(Saved data entries)

○ ○ ○

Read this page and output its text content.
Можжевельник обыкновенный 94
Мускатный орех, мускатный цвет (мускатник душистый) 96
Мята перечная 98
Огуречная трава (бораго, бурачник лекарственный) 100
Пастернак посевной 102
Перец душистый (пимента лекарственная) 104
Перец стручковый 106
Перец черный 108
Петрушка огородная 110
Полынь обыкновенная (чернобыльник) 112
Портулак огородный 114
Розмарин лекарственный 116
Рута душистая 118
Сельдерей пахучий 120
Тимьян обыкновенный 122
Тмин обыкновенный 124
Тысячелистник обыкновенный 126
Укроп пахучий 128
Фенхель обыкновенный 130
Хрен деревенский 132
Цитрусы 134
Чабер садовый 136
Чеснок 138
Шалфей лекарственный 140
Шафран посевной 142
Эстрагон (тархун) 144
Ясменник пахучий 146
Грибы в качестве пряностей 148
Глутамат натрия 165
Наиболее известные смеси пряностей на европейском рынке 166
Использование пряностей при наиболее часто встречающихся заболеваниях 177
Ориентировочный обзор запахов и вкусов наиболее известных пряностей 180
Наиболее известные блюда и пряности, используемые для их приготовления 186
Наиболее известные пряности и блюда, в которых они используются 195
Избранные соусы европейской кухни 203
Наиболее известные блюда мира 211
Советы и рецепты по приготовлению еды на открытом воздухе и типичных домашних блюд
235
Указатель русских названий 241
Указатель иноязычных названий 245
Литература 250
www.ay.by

○ ○ ○

▸ The problem
Copy out each line of the records that holds the string "блюда".

▸ Answer in full
Наиболее известные блюда и пряности, используемые для их приготовления 186
Наиболее известные пряности и блюда, в которых они используются 195
Наиболее известные блюда мира 211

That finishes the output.